Among the lines below, list those containing the string "this".

============================================================

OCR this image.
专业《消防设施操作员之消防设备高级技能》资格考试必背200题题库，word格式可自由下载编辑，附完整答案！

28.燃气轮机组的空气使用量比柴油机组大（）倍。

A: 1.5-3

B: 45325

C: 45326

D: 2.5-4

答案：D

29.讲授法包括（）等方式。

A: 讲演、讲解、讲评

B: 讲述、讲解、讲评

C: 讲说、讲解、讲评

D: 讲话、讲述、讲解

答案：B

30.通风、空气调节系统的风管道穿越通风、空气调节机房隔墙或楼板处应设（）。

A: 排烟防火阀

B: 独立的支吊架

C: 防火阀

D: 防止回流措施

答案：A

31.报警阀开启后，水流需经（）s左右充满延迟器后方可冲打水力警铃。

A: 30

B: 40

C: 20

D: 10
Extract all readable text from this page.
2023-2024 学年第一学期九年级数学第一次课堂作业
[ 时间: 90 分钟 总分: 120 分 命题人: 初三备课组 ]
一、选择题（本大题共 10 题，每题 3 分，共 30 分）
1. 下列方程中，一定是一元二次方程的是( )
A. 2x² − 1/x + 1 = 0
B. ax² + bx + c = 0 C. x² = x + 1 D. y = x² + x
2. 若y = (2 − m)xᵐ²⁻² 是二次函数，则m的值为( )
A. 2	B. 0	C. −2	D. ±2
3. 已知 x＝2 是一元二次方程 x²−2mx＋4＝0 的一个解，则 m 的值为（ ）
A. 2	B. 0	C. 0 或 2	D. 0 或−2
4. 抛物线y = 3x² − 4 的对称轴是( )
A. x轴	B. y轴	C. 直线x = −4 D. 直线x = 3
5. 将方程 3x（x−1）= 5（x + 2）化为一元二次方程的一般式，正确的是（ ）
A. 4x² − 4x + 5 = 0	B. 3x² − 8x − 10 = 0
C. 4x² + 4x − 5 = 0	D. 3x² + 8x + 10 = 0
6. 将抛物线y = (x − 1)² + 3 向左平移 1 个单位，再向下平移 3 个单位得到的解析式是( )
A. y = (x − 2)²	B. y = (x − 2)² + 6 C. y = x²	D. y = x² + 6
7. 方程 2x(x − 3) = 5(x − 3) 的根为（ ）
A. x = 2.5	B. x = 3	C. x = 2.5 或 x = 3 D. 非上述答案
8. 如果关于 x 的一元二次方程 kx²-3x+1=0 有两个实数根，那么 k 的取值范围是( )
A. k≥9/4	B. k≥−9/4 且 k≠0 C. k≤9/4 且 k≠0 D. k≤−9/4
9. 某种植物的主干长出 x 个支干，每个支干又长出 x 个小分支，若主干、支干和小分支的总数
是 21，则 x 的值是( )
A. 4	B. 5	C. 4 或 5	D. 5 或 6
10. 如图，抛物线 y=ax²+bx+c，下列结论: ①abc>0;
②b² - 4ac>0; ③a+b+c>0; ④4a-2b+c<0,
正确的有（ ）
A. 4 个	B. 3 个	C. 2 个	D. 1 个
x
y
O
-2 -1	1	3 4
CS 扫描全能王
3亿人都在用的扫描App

============================================================

● **Completed task**
OCR this image.
Extract all readable text from this page.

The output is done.